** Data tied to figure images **
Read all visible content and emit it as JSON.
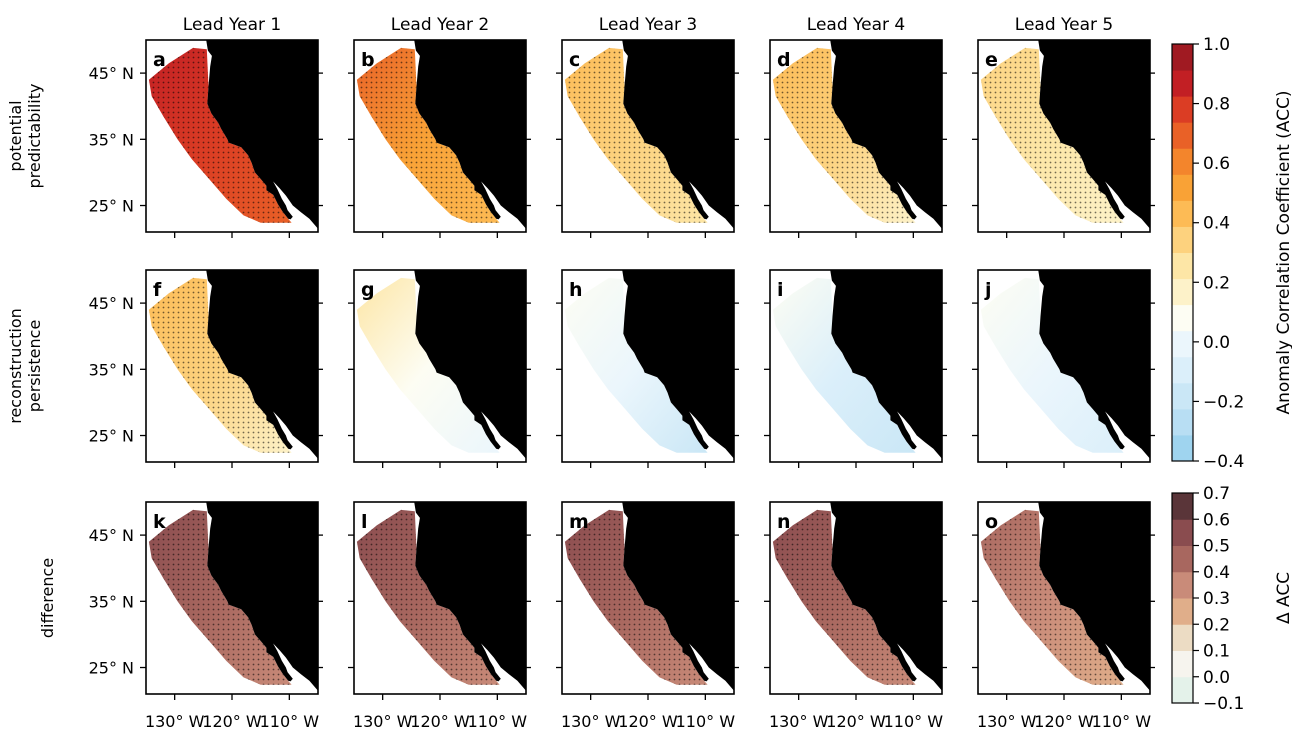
{
  "chart_data": {
    "type": "heatmap",
    "description_grid": "5 columns (lead years) x 3 rows (metrics) of map panels over the North American west coast ocean region",
    "columns": [
      "Lead Year 1",
      "Lead Year 2",
      "Lead Year 3",
      "Lead Year 4",
      "Lead Year 5"
    ],
    "rows": [
      {
        "label": "potential\npredictability",
        "label_lines": [
          "potential",
          "predictability"
        ],
        "panels": [
          "a",
          "b",
          "c",
          "d",
          "e"
        ],
        "colorbar": "acc"
      },
      {
        "label": "reconstruction\npersistence",
        "label_lines": [
          "reconstruction",
          "persistence"
        ],
        "panels": [
          "f",
          "g",
          "h",
          "i",
          "j"
        ],
        "colorbar": "acc"
      },
      {
        "label": "difference",
        "label_lines": [
          "difference"
        ],
        "panels": [
          "k",
          "l",
          "m",
          "n",
          "o"
        ],
        "colorbar": "dacc"
      }
    ],
    "y_tick_labels": [
      "45° N",
      "35° N",
      "25° N"
    ],
    "y_ticks": [
      45,
      35,
      25
    ],
    "x_tick_labels": [
      "130° W",
      "120° W",
      "110° W"
    ],
    "x_ticks": [
      -130,
      -120,
      -110
    ],
    "lon_range": [
      -135,
      -105
    ],
    "lat_range": [
      21,
      50
    ],
    "approx_panel_mean_values": {
      "potential_predictability": [
        0.75,
        0.55,
        0.35,
        0.3,
        0.25
      ],
      "reconstruction_persistence": [
        0.3,
        0.12,
        -0.05,
        -0.08,
        -0.03
      ],
      "difference": [
        0.45,
        0.45,
        0.45,
        0.4,
        0.3
      ]
    },
    "stippling": "significant grid points marked with black dots",
    "colorbars": {
      "acc": {
        "label": "Anomaly Correlation Coefficient (ACC)",
        "range": [
          -0.4,
          1.0
        ],
        "tick_labels": [
          "1.0",
          "0.8",
          "0.6",
          "0.4",
          "0.2",
          "0.0",
          "−0.2",
          "−0.4"
        ],
        "ticks": [
          1.0,
          0.8,
          0.6,
          0.4,
          0.2,
          0.0,
          -0.2,
          -0.4
        ],
        "colors": [
          "#9fd4ef",
          "#b8def3",
          "#cae7f6",
          "#dbeffa",
          "#ebf6fc",
          "#fdfdf3",
          "#fdf2c9",
          "#fde6a6",
          "#fdd27e",
          "#fdbb55",
          "#f9a236",
          "#f3852c",
          "#e96127",
          "#db3d24",
          "#c21f24",
          "#a01a22"
        ]
      },
      "dacc": {
        "label": "Δ ACC",
        "range": [
          -0.1,
          0.7
        ],
        "tick_labels": [
          "0.7",
          "0.6",
          "0.5",
          "0.4",
          "0.3",
          "0.2",
          "0.1",
          "0.0",
          "−0.1"
        ],
        "ticks": [
          0.7,
          0.6,
          0.5,
          0.4,
          0.3,
          0.2,
          0.1,
          0.0,
          -0.1
        ],
        "colors": [
          "#e4f2ea",
          "#f6f4ee",
          "#ecdcc4",
          "#e0ae8a",
          "#c98b79",
          "#a8675f",
          "#8a4c4f",
          "#5a3539"
        ]
      }
    }
  }
}
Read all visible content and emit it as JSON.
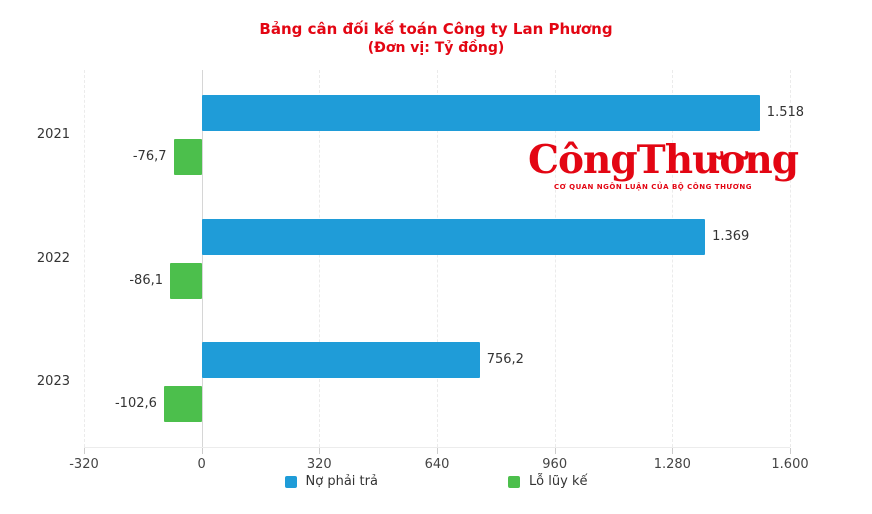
{
  "colors": {
    "title": "#e30613",
    "watermark": "#e30613",
    "debt": "#1f9cd8",
    "loss": "#4cbf4c",
    "axis_text": "#444444",
    "label_text": "#333333"
  },
  "title": "Bảng cân đối kế toán Công ty Lan Phương",
  "subtitle": "(Đơn vị: Tỷ đồng)",
  "watermark": {
    "brand": "CôngThương",
    "tagline": "CƠ QUAN NGÔN LUẬN CỦA BỘ CÔNG THƯƠNG"
  },
  "chart_data": {
    "type": "bar",
    "orientation": "horizontal",
    "title": "Bảng cân đối kế toán Công ty Lan Phương",
    "subtitle": "(Đơn vị: Tỷ đồng)",
    "categories": [
      "2021",
      "2022",
      "2023"
    ],
    "series": [
      {
        "name": "Nợ phải trả",
        "color": "#1f9cd8",
        "values": [
          1518,
          1369,
          756.2
        ],
        "value_labels": [
          "1.518",
          "1.369",
          "756,2"
        ]
      },
      {
        "name": "Lỗ lũy kế",
        "color": "#4cbf4c",
        "values": [
          -76.7,
          -86.1,
          -102.6
        ],
        "value_labels": [
          "-76,7",
          "-86,1",
          "-102,6"
        ]
      }
    ],
    "xlim": [
      -320,
      1600
    ],
    "x_ticks": [
      -320,
      0,
      320,
      640,
      960,
      1280,
      1600
    ],
    "x_tick_labels": [
      "-320",
      "0",
      "320",
      "640",
      "960",
      "1.280",
      "1.600"
    ],
    "grid": "vertical-dashed",
    "legend_position": "bottom"
  }
}
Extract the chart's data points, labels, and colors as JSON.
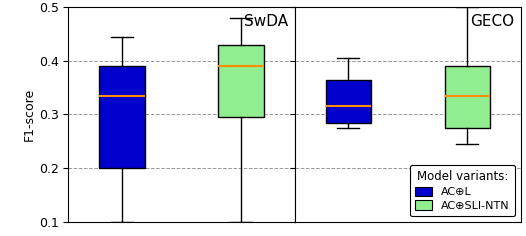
{
  "title_left": "SwDA",
  "title_right": "GECO",
  "ylabel": "F1-score",
  "ylim": [
    0.1,
    0.5
  ],
  "yticks": [
    0.1,
    0.2,
    0.3,
    0.4,
    0.5
  ],
  "legend_title": "Model variants:",
  "legend_labels": [
    "AC⊕L",
    "AC⊕SLI-NTN"
  ],
  "box_colors": [
    "#0000cc",
    "#90ee90"
  ],
  "median_color": "#ff8c00",
  "swda_blue": {
    "whislo": 0.1,
    "q1": 0.2,
    "med": 0.335,
    "q3": 0.39,
    "whishi": 0.445
  },
  "swda_green": {
    "whislo": 0.1,
    "q1": 0.295,
    "med": 0.39,
    "q3": 0.43,
    "whishi": 0.48
  },
  "geco_blue": {
    "whislo": 0.275,
    "q1": 0.285,
    "med": 0.315,
    "q3": 0.365,
    "whishi": 0.405
  },
  "geco_green": {
    "whislo": 0.245,
    "q1": 0.275,
    "med": 0.335,
    "q3": 0.39,
    "whishi": 0.5
  },
  "figsize": [
    5.26,
    2.36
  ],
  "dpi": 100
}
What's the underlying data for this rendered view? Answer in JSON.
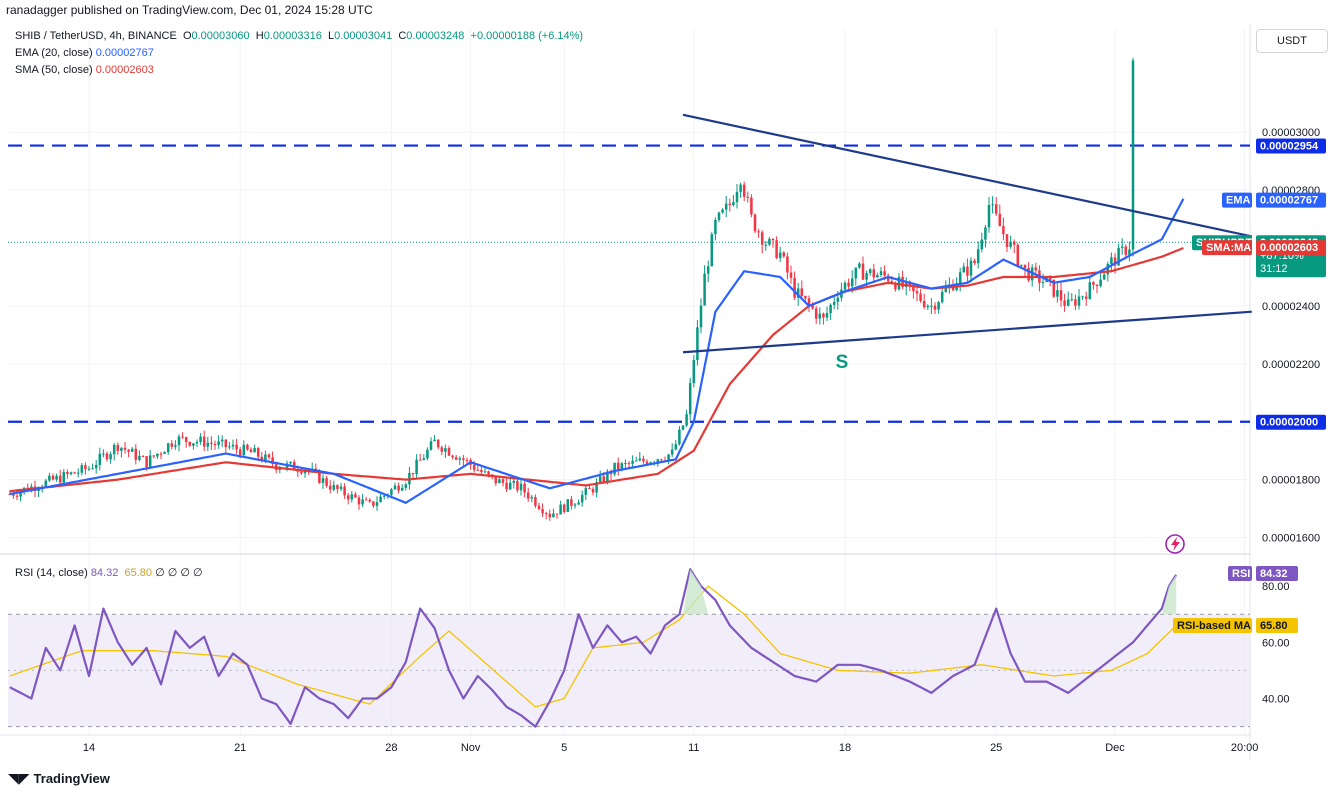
{
  "header": {
    "published": "ranadagger published on TradingView.com, Dec 01, 2024 15:28 UTC"
  },
  "legend": {
    "symbol": "SHIB / TetherUSD, 4h, BINANCE",
    "o_label": "O",
    "o_value": "0.00003060",
    "h_label": "H",
    "h_value": "0.00003316",
    "l_label": "L",
    "l_value": "0.00003041",
    "c_label": "C",
    "c_value": "0.00003248",
    "change": "+0.00000188 (+6.14%)",
    "ema_label": "EMA (20, close)",
    "ema_value": "0.00002767",
    "sma_label": "SMA (50, close)",
    "sma_value": "0.00002603",
    "rsi_label": "RSI (14, close)",
    "rsi_value": "84.32",
    "rsi_ma_value": "65.80",
    "rsi_rest": "∅ ∅ ∅ ∅"
  },
  "currency": "USDT",
  "badges": {
    "symbol_tag": "SHIBUSDT",
    "price": "0.00003248",
    "pct": "+87.10%",
    "countdown": "31:12",
    "ema_tag": "EMA",
    "ema_price": "0.00002767",
    "sma_tag": "SMA:MA",
    "sma_price": "0.00002603",
    "level_upper": "0.00002954",
    "level_lower": "0.00002000",
    "rsi_tag": "RSI",
    "rsi_value": "84.32",
    "rsi_ma_tag": "RSI-based MA",
    "rsi_ma_value": "65.80"
  },
  "annotation": "S",
  "footer": {
    "brand": "TradingView"
  },
  "colors": {
    "up": "#089981",
    "down": "#f23645",
    "ema": "#2962ff",
    "sma": "#e53935",
    "rsi": "#7e57c2",
    "rsi_ma": "#f5c400",
    "trend": "#1e3a8a",
    "level": "#0d2ee6"
  },
  "chart_data": {
    "type": "candlestick",
    "price_axis": {
      "min": 1.55e-05,
      "max": 3.36e-05,
      "ticks": [
        "0.00003000",
        "0.00002800",
        "0.00002400",
        "0.00002200",
        "0.00001800",
        "0.00001600"
      ],
      "tick_values": [
        3e-05,
        2.8e-05,
        2.4e-05,
        2.2e-05,
        1.8e-05,
        1.6e-05
      ]
    },
    "x_axis": {
      "labels": [
        "14",
        "21",
        "28",
        "Nov",
        "5",
        "11",
        "18",
        "25",
        "Dec",
        "20:00"
      ],
      "label_bar_index": [
        22,
        64,
        106,
        128,
        154,
        190,
        232,
        274,
        307,
        343
      ]
    },
    "bars_total": 313,
    "bars_visible_span": 345,
    "horizontal_levels": [
      2.954e-05,
      2e-05
    ],
    "trendlines": [
      {
        "name": "upper",
        "x1": 187,
        "y1": 3.06e-05,
        "x2": 345,
        "y2": 2.64e-05
      },
      {
        "name": "lower",
        "x1": 187,
        "y1": 2.24e-05,
        "x2": 345,
        "y2": 2.38e-05
      }
    ],
    "anchors": {
      "close": [
        [
          0,
          1.75e-05
        ],
        [
          10,
          1.79e-05
        ],
        [
          22,
          1.84e-05
        ],
        [
          30,
          1.92e-05
        ],
        [
          38,
          1.86e-05
        ],
        [
          46,
          1.94e-05
        ],
        [
          54,
          1.93e-05
        ],
        [
          62,
          1.91e-05
        ],
        [
          68,
          1.89e-05
        ],
        [
          74,
          1.85e-05
        ],
        [
          82,
          1.84e-05
        ],
        [
          90,
          1.77e-05
        ],
        [
          100,
          1.71e-05
        ],
        [
          110,
          1.8e-05
        ],
        [
          118,
          1.93e-05
        ],
        [
          126,
          1.87e-05
        ],
        [
          134,
          1.8e-05
        ],
        [
          142,
          1.77e-05
        ],
        [
          150,
          1.68e-05
        ],
        [
          156,
          1.72e-05
        ],
        [
          162,
          1.77e-05
        ],
        [
          168,
          1.84e-05
        ],
        [
          178,
          1.87e-05
        ],
        [
          184,
          1.89e-05
        ],
        [
          188,
          2.02e-05
        ],
        [
          190,
          2.22e-05
        ],
        [
          193,
          2.5e-05
        ],
        [
          196,
          2.68e-05
        ],
        [
          200,
          2.75e-05
        ],
        [
          203,
          2.85e-05
        ],
        [
          206,
          2.7e-05
        ],
        [
          210,
          2.62e-05
        ],
        [
          214,
          2.58e-05
        ],
        [
          218,
          2.45e-05
        ],
        [
          222,
          2.4e-05
        ],
        [
          226,
          2.35e-05
        ],
        [
          230,
          2.45e-05
        ],
        [
          236,
          2.52e-05
        ],
        [
          244,
          2.5e-05
        ],
        [
          250,
          2.45e-05
        ],
        [
          256,
          2.4e-05
        ],
        [
          262,
          2.48e-05
        ],
        [
          268,
          2.55e-05
        ],
        [
          272,
          2.75e-05
        ],
        [
          276,
          2.65e-05
        ],
        [
          282,
          2.52e-05
        ],
        [
          288,
          2.48e-05
        ],
        [
          294,
          2.4e-05
        ],
        [
          300,
          2.46e-05
        ],
        [
          306,
          2.55e-05
        ],
        [
          312,
          2.62e-05
        ],
        [
          316,
          2.7e-05
        ],
        [
          320,
          2.75e-05
        ],
        [
          322,
          2.96e-05
        ],
        [
          324,
          3.08e-05
        ],
        [
          326,
          3.25e-05
        ]
      ],
      "ema": [
        [
          0,
          1.75e-05
        ],
        [
          30,
          1.82e-05
        ],
        [
          60,
          1.89e-05
        ],
        [
          90,
          1.82e-05
        ],
        [
          110,
          1.72e-05
        ],
        [
          128,
          1.86e-05
        ],
        [
          150,
          1.77e-05
        ],
        [
          168,
          1.83e-05
        ],
        [
          185,
          1.87e-05
        ],
        [
          190,
          2e-05
        ],
        [
          196,
          2.38e-05
        ],
        [
          204,
          2.52e-05
        ],
        [
          214,
          2.5e-05
        ],
        [
          222,
          2.4e-05
        ],
        [
          232,
          2.45e-05
        ],
        [
          244,
          2.5e-05
        ],
        [
          256,
          2.46e-05
        ],
        [
          266,
          2.48e-05
        ],
        [
          276,
          2.56e-05
        ],
        [
          290,
          2.48e-05
        ],
        [
          300,
          2.5e-05
        ],
        [
          312,
          2.58e-05
        ],
        [
          320,
          2.63e-05
        ],
        [
          326,
          2.77e-05
        ]
      ],
      "sma": [
        [
          0,
          1.76e-05
        ],
        [
          30,
          1.8e-05
        ],
        [
          60,
          1.86e-05
        ],
        [
          90,
          1.82e-05
        ],
        [
          110,
          1.8e-05
        ],
        [
          128,
          1.82e-05
        ],
        [
          160,
          1.78e-05
        ],
        [
          180,
          1.82e-05
        ],
        [
          190,
          1.9e-05
        ],
        [
          200,
          2.13e-05
        ],
        [
          212,
          2.3e-05
        ],
        [
          222,
          2.4e-05
        ],
        [
          232,
          2.45e-05
        ],
        [
          244,
          2.48e-05
        ],
        [
          256,
          2.46e-05
        ],
        [
          266,
          2.47e-05
        ],
        [
          276,
          2.5e-05
        ],
        [
          290,
          2.5e-05
        ],
        [
          306,
          2.52e-05
        ],
        [
          320,
          2.57e-05
        ],
        [
          326,
          2.6e-05
        ]
      ]
    },
    "rsi_axis": {
      "min": 27,
      "max": 90,
      "ticks": [
        "80.00",
        "60.00",
        "40.00"
      ],
      "tick_values": [
        80,
        60,
        40
      ],
      "band": [
        30,
        70
      ],
      "mid": 50
    },
    "rsi": [
      [
        0,
        44
      ],
      [
        6,
        40
      ],
      [
        10,
        58
      ],
      [
        14,
        50
      ],
      [
        18,
        66
      ],
      [
        22,
        48
      ],
      [
        26,
        72
      ],
      [
        30,
        60
      ],
      [
        34,
        52
      ],
      [
        38,
        58
      ],
      [
        42,
        45
      ],
      [
        46,
        64
      ],
      [
        50,
        58
      ],
      [
        54,
        62
      ],
      [
        58,
        48
      ],
      [
        62,
        56
      ],
      [
        66,
        52
      ],
      [
        70,
        40
      ],
      [
        74,
        38
      ],
      [
        78,
        31
      ],
      [
        82,
        44
      ],
      [
        86,
        40
      ],
      [
        90,
        38
      ],
      [
        94,
        33
      ],
      [
        98,
        40
      ],
      [
        102,
        40
      ],
      [
        106,
        44
      ],
      [
        110,
        53
      ],
      [
        114,
        72
      ],
      [
        118,
        65
      ],
      [
        122,
        50
      ],
      [
        126,
        40
      ],
      [
        130,
        48
      ],
      [
        134,
        43
      ],
      [
        138,
        37
      ],
      [
        142,
        34
      ],
      [
        146,
        30
      ],
      [
        150,
        39
      ],
      [
        154,
        50
      ],
      [
        158,
        70
      ],
      [
        162,
        58
      ],
      [
        166,
        66
      ],
      [
        170,
        60
      ],
      [
        174,
        62
      ],
      [
        178,
        56
      ],
      [
        182,
        66
      ],
      [
        186,
        70
      ],
      [
        189,
        86
      ],
      [
        192,
        80
      ],
      [
        196,
        75
      ],
      [
        200,
        66
      ],
      [
        206,
        58
      ],
      [
        212,
        53
      ],
      [
        218,
        48
      ],
      [
        224,
        46
      ],
      [
        230,
        52
      ],
      [
        236,
        52
      ],
      [
        242,
        50
      ],
      [
        250,
        46
      ],
      [
        256,
        42
      ],
      [
        262,
        48
      ],
      [
        268,
        52
      ],
      [
        274,
        72
      ],
      [
        278,
        56
      ],
      [
        282,
        46
      ],
      [
        288,
        46
      ],
      [
        294,
        42
      ],
      [
        300,
        48
      ],
      [
        306,
        54
      ],
      [
        312,
        60
      ],
      [
        316,
        66
      ],
      [
        320,
        72
      ],
      [
        322,
        80
      ],
      [
        324,
        84
      ]
    ],
    "rsi_ma": [
      [
        0,
        48
      ],
      [
        20,
        57
      ],
      [
        40,
        57
      ],
      [
        60,
        55
      ],
      [
        80,
        45
      ],
      [
        100,
        38
      ],
      [
        114,
        55
      ],
      [
        122,
        64
      ],
      [
        130,
        55
      ],
      [
        146,
        37
      ],
      [
        154,
        40
      ],
      [
        162,
        58
      ],
      [
        176,
        60
      ],
      [
        186,
        68
      ],
      [
        194,
        80
      ],
      [
        204,
        70
      ],
      [
        214,
        56
      ],
      [
        230,
        50
      ],
      [
        250,
        49
      ],
      [
        270,
        52
      ],
      [
        290,
        48
      ],
      [
        306,
        50
      ],
      [
        316,
        56
      ],
      [
        324,
        66
      ]
    ]
  }
}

** Written task **
Search the listing for the word "difference". Copy every line in which it occurs.

** Answer in full **
        "label": "difference",
          "difference"
      "difference": [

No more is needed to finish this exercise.